## Problem to solve
Which lines contain the string "School"? Please list every one of them.

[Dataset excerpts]
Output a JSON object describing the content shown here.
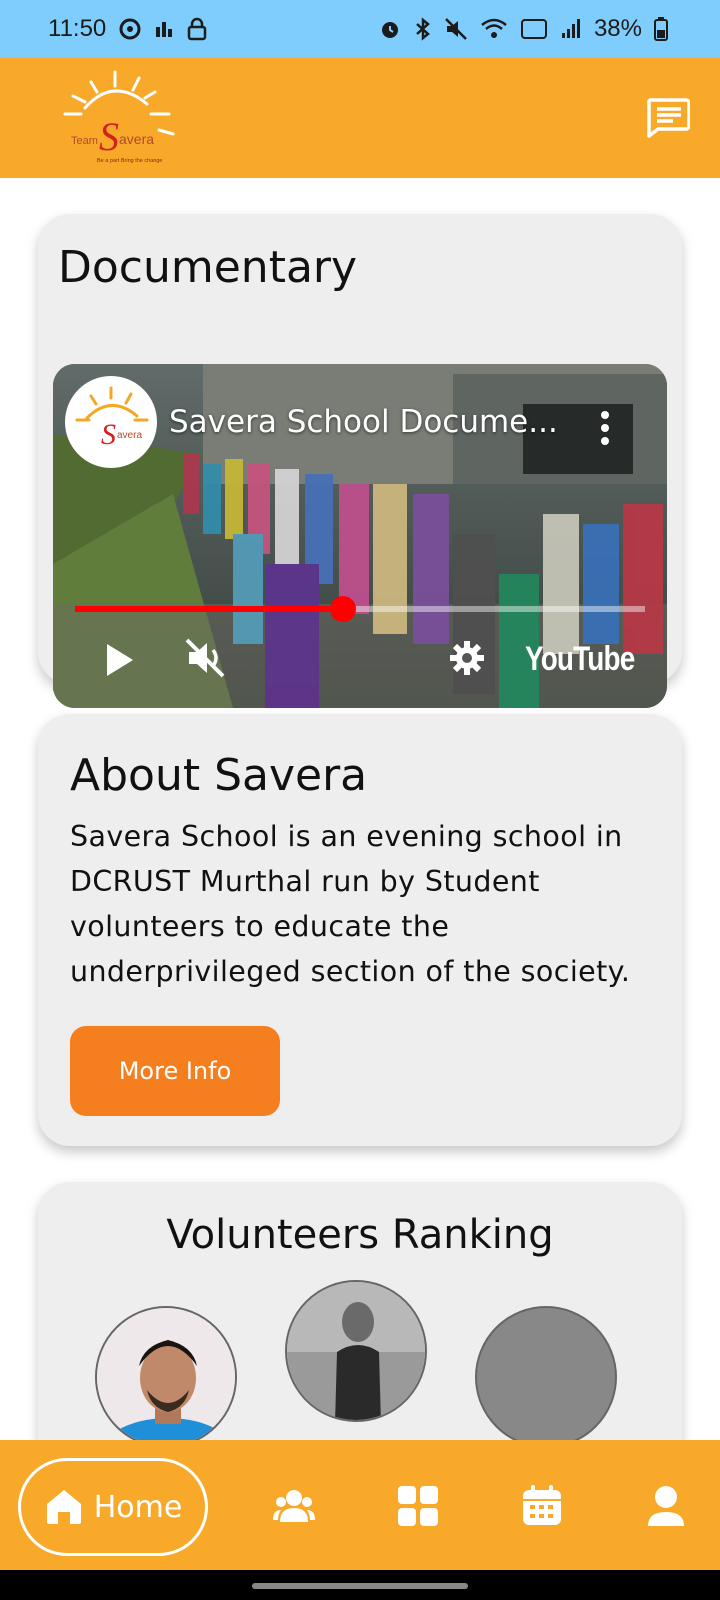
{
  "status_bar": {
    "time": "11:50",
    "battery": "38%"
  },
  "app_bar": {
    "logo_text": "Team Savera",
    "logo_tagline": "Be a part Bring the change"
  },
  "documentary": {
    "title": "Documentary",
    "video_title": "Savera School Docume...",
    "video_brand": "YouTube",
    "progress": 0.47
  },
  "about": {
    "title": "About Savera",
    "text": "Savera School is an evening school in DCRUST Murthal run by Student volunteers to educate the underprivileged section of the society.",
    "button_label": "More Info"
  },
  "ranking": {
    "title": "Volunteers Ranking"
  },
  "bottom_nav": {
    "home_label": "Home"
  },
  "colors": {
    "app_bar": "#f8a92a",
    "status_bar": "#7fcdfc",
    "button": "#f57e1f",
    "progress": "#ff0000"
  }
}
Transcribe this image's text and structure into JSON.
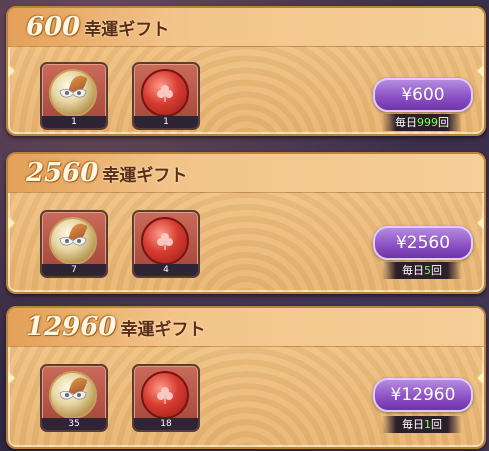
{
  "offers": [
    {
      "amount": "600",
      "label": "幸運ギフト",
      "items": [
        {
          "icon": "mask-coin-icon",
          "count": "1"
        },
        {
          "icon": "clover-coin-icon",
          "count": "1"
        }
      ],
      "price": "¥600",
      "limit_prefix": "毎日",
      "limit_num": "999",
      "limit_suffix": "回"
    },
    {
      "amount": "2560",
      "label": "幸運ギフト",
      "items": [
        {
          "icon": "mask-coin-icon",
          "count": "7"
        },
        {
          "icon": "clover-coin-icon",
          "count": "4"
        }
      ],
      "price": "¥2560",
      "limit_prefix": "毎日",
      "limit_num": "5",
      "limit_suffix": "回"
    },
    {
      "amount": "12960",
      "label": "幸運ギフト",
      "items": [
        {
          "icon": "mask-coin-icon",
          "count": "35"
        },
        {
          "icon": "clover-coin-icon",
          "count": "18"
        }
      ],
      "price": "¥12960",
      "limit_prefix": "毎日",
      "limit_num": "1",
      "limit_suffix": "回"
    }
  ]
}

## Response
    "video_title": "Savera School Docume...",
    "text": "Savera School is an evening school in DCRUST Murthal run by Student volunteers to educate the underprivileged section of the society.",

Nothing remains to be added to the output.